Reproduce each line of the listing exactly.

-- Start MATERIAL --

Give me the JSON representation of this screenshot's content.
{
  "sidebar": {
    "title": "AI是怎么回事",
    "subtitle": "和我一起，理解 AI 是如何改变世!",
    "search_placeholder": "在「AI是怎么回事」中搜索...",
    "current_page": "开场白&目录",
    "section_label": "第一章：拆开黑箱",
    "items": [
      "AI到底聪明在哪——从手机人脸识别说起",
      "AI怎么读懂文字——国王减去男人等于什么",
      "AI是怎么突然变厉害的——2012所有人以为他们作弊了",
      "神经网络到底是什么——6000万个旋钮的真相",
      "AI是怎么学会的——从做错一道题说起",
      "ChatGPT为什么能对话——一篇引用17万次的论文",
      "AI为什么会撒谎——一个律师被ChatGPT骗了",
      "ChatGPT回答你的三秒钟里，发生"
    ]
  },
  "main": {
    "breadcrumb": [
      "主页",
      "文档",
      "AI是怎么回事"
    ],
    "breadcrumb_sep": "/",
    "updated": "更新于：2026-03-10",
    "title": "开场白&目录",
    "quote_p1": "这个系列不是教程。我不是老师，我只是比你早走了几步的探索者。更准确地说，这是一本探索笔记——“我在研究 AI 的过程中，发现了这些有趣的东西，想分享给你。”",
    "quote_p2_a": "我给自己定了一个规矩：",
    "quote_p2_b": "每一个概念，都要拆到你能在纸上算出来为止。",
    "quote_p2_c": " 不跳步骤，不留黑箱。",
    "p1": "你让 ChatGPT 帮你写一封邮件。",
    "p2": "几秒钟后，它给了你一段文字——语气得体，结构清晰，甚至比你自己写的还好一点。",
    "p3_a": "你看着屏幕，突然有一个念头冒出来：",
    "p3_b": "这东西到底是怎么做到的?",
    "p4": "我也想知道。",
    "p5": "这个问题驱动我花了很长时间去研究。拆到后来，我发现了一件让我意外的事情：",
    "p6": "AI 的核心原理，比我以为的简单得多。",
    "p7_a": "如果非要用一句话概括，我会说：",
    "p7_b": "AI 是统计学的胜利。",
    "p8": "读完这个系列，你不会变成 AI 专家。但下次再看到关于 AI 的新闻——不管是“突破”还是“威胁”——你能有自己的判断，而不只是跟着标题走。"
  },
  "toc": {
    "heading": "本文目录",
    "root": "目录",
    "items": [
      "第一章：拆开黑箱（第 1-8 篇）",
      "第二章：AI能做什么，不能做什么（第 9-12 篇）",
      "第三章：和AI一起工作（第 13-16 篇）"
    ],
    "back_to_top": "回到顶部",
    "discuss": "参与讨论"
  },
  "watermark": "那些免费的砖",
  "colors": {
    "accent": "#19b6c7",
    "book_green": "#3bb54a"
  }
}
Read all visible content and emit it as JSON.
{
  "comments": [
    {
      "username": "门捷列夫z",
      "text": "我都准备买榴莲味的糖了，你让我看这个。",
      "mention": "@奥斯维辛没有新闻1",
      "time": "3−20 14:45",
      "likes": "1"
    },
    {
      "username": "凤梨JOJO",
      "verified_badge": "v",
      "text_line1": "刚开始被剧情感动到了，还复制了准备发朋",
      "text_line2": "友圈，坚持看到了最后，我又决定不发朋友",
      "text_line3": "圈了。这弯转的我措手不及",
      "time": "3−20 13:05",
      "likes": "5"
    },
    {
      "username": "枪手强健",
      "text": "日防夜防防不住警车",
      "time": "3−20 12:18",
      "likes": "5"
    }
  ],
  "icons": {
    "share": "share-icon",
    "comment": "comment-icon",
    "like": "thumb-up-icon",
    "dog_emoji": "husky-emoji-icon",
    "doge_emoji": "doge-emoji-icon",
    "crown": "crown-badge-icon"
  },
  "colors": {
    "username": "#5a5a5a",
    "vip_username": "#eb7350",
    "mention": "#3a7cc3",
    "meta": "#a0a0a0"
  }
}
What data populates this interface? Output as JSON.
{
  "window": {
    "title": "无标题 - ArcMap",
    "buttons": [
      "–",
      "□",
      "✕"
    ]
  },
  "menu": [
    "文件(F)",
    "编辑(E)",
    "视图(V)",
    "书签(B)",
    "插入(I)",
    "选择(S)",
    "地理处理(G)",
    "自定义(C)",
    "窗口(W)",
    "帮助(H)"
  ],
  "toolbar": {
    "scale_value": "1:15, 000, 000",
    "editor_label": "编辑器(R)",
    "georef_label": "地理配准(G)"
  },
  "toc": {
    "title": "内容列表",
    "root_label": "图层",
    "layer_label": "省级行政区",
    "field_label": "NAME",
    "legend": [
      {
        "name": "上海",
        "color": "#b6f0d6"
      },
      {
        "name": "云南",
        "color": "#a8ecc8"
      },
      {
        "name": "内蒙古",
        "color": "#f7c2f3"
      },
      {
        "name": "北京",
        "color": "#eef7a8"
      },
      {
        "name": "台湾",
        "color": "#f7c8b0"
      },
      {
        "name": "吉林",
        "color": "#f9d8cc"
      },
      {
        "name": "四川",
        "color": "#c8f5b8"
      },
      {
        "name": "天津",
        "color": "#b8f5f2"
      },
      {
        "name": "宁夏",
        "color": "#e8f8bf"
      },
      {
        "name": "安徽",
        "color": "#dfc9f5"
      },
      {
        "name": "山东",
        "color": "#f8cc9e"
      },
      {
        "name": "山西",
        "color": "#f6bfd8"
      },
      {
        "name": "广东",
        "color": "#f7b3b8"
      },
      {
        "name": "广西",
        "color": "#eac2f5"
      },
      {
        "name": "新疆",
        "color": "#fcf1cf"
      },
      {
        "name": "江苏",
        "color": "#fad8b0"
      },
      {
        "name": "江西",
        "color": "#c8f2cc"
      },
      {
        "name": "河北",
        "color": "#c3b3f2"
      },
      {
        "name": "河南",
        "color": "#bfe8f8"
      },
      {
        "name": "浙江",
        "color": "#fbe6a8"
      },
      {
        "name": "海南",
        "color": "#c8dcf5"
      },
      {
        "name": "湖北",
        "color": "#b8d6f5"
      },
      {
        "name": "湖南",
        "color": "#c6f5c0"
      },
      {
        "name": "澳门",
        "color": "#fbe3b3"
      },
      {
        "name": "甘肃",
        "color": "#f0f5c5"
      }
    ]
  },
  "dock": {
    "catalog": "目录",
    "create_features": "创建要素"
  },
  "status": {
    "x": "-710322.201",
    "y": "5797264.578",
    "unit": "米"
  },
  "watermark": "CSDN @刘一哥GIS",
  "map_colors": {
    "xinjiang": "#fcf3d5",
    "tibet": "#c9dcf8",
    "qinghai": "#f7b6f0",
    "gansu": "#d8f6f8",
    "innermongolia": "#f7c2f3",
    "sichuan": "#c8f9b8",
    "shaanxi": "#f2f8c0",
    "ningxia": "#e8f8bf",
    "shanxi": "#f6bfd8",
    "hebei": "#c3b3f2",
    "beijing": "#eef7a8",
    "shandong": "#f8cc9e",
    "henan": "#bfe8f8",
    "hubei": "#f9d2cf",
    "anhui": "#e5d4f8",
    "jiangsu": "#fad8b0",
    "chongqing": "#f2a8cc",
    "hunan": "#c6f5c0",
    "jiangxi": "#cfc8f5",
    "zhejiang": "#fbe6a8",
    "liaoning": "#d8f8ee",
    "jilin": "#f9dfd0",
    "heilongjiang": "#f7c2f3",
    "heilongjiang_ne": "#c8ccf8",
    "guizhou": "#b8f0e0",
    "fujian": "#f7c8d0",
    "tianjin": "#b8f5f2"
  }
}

-- End MATERIAL --

▶ **EXERCISE SOLUTION**:
Give me the JSON representation of this screenshot's content.
{
  "sidebar": {
    "title": "AI是怎么回事",
    "subtitle": "和我一起，理解 AI 是如何改变世!",
    "search_placeholder": "在「AI是怎么回事」中搜索...",
    "current_page": "开场白&目录",
    "section_label": "第一章：拆开黑箱",
    "items": [
      "AI到底聪明在哪——从手机人脸识别说起",
      "AI怎么读懂文字——国王减去男人等于什么",
      "AI是怎么突然变厉害的——2012所有人以为他们作弊了",
      "神经网络到底是什么——6000万个旋钮的真相",
      "AI是怎么学会的——从做错一道题说起",
      "ChatGPT为什么能对话——一篇引用17万次的论文",
      "AI为什么会撒谎——一个律师被ChatGPT骗了",
      "ChatGPT回答你的三秒钟里，发生"
    ]
  },
  "main": {
    "breadcrumb": [
      "主页",
      "文档",
      "AI是怎么回事"
    ],
    "breadcrumb_sep": "/",
    "updated": "更新于：2026-03-10",
    "title": "开场白&目录",
    "quote_p1": "这个系列不是教程。我不是老师，我只是比你早走了几步的探索者。更准确地说，这是一本探索笔记——“我在研究 AI 的过程中，发现了这些有趣的东西，想分享给你。”",
    "quote_p2_a": "我给自己定了一个规矩：",
    "quote_p2_b": "每一个概念，都要拆到你能在纸上算出来为止。",
    "quote_p2_c": " 不跳步骤，不留黑箱。",
    "p1": "你让 ChatGPT 帮你写一封邮件。",
    "p2": "几秒钟后，它给了你一段文字——语气得体，结构清晰，甚至比你自己写的还好一点。",
    "p3_a": "你看着屏幕，突然有一个念头冒出来：",
    "p3_b": "这东西到底是怎么做到的?",
    "p4": "我也想知道。",
    "p5": "这个问题驱动我花了很长时间去研究。拆到后来，我发现了一件让我意外的事情：",
    "p6": "AI 的核心原理，比我以为的简单得多。",
    "p7_a": "如果非要用一句话概括，我会说：",
    "p7_b": "AI 是统计学的胜利。",
    "p8": "读完这个系列，你不会变成 AI 专家。但下次再看到关于 AI 的新闻——不管是“突破”还是“威胁”——你能有自己的判断，而不只是跟着标题走。"
  },
  "toc": {
    "heading": "本文目录",
    "root": "目录",
    "items": [
      "第一章：拆开黑箱（第 1-8 篇）",
      "第二章：AI能做什么，不能做什么（第 9-12 篇）",
      "第三章：和AI一起工作（第 13-16 篇）"
    ],
    "back_to_top": "回到顶部",
    "discuss": "参与讨论"
  },
  "watermark": "那些免费的砖",
  "colors": {
    "accent": "#19b6c7",
    "book_green": "#3bb54a"
  }
}
Read all visible content and emit it as JSON.
{
  "comments": [
    {
      "username": "门捷列夫z",
      "text": "我都准备买榴莲味的糖了，你让我看这个。",
      "mention": "@奥斯维辛没有新闻1",
      "time": "3−20 14:45",
      "likes": "1"
    },
    {
      "username": "凤梨JOJO",
      "verified_badge": "v",
      "text_line1": "刚开始被剧情感动到了，还复制了准备发朋",
      "text_line2": "友圈，坚持看到了最后，我又决定不发朋友",
      "text_line3": "圈了。这弯转的我措手不及",
      "time": "3−20 13:05",
      "likes": "5"
    },
    {
      "username": "枪手强健",
      "text": "日防夜防防不住警车",
      "time": "3−20 12:18",
      "likes": "5"
    }
  ],
  "icons": {
    "share": "share-icon",
    "comment": "comment-icon",
    "like": "thumb-up-icon",
    "dog_emoji": "husky-emoji-icon",
    "doge_emoji": "doge-emoji-icon",
    "crown": "crown-badge-icon"
  },
  "colors": {
    "username": "#5a5a5a",
    "vip_username": "#eb7350",
    "mention": "#3a7cc3",
    "meta": "#a0a0a0"
  }
}
What data populates this interface? Output as JSON.
{
  "window": {
    "title": "无标题 - ArcMap",
    "buttons": [
      "–",
      "□",
      "✕"
    ]
  },
  "menu": [
    "文件(F)",
    "编辑(E)",
    "视图(V)",
    "书签(B)",
    "插入(I)",
    "选择(S)",
    "地理处理(G)",
    "自定义(C)",
    "窗口(W)",
    "帮助(H)"
  ],
  "toolbar": {
    "scale_value": "1:15, 000, 000",
    "editor_label": "编辑器(R)",
    "georef_label": "地理配准(G)"
  },
  "toc": {
    "title": "内容列表",
    "root_label": "图层",
    "layer_label": "省级行政区",
    "field_label": "NAME",
    "legend": [
      {
        "name": "上海",
        "color": "#b6f0d6"
      },
      {
        "name": "云南",
        "color": "#a8ecc8"
      },
      {
        "name": "内蒙古",
        "color": "#f7c2f3"
      },
      {
        "name": "北京",
        "color": "#eef7a8"
      },
      {
        "name": "台湾",
        "color": "#f7c8b0"
      },
      {
        "name": "吉林",
        "color": "#f9d8cc"
      },
      {
        "name": "四川",
        "color": "#c8f5b8"
      },
      {
        "name": "天津",
        "color": "#b8f5f2"
      },
      {
        "name": "宁夏",
        "color": "#e8f8bf"
      },
      {
        "name": "安徽",
        "color": "#dfc9f5"
      },
      {
        "name": "山东",
        "color": "#f8cc9e"
      },
      {
        "name": "山西",
        "color": "#f6bfd8"
      },
      {
        "name": "广东",
        "color": "#f7b3b8"
      },
      {
        "name": "广西",
        "color": "#eac2f5"
      },
      {
        "name": "新疆",
        "color": "#fcf1cf"
      },
      {
        "name": "江苏",
        "color": "#fad8b0"
      },
      {
        "name": "江西",
        "color": "#c8f2cc"
      },
      {
        "name": "河北",
        "color": "#c3b3f2"
      },
      {
        "name": "河南",
        "color": "#bfe8f8"
      },
      {
        "name": "浙江",
        "color": "#fbe6a8"
      },
      {
        "name": "海南",
        "color": "#c8dcf5"
      },
      {
        "name": "湖北",
        "color": "#b8d6f5"
      },
      {
        "name": "湖南",
        "color": "#c6f5c0"
      },
      {
        "name": "澳门",
        "color": "#fbe3b3"
      },
      {
        "name": "甘肃",
        "color": "#f0f5c5"
      }
    ]
  },
  "dock": {
    "catalog": "目录",
    "create_features": "创建要素"
  },
  "status": {
    "x": "-710322.201",
    "y": "5797264.578",
    "unit": "米"
  },
  "watermark": "CSDN @刘一哥GIS",
  "map_colors": {
    "xinjiang": "#fcf3d5",
    "tibet": "#c9dcf8",
    "qinghai": "#f7b6f0",
    "gansu": "#d8f6f8",
    "innermongolia": "#f7c2f3",
    "sichuan": "#c8f9b8",
    "shaanxi": "#f2f8c0",
    "ningxia": "#e8f8bf",
    "shanxi": "#f6bfd8",
    "hebei": "#c3b3f2",
    "beijing": "#eef7a8",
    "shandong": "#f8cc9e",
    "henan": "#bfe8f8",
    "hubei": "#f9d2cf",
    "anhui": "#e5d4f8",
    "jiangsu": "#fad8b0",
    "chongqing": "#f2a8cc",
    "hunan": "#c6f5c0",
    "jiangxi": "#cfc8f5",
    "zhejiang": "#fbe6a8",
    "liaoning": "#d8f8ee",
    "jilin": "#f9dfd0",
    "heilongjiang": "#f7c2f3",
    "heilongjiang_ne": "#c8ccf8",
    "guizhou": "#b8f0e0",
    "fujian": "#f7c8d0",
    "tianjin": "#b8f5f2"
  }
}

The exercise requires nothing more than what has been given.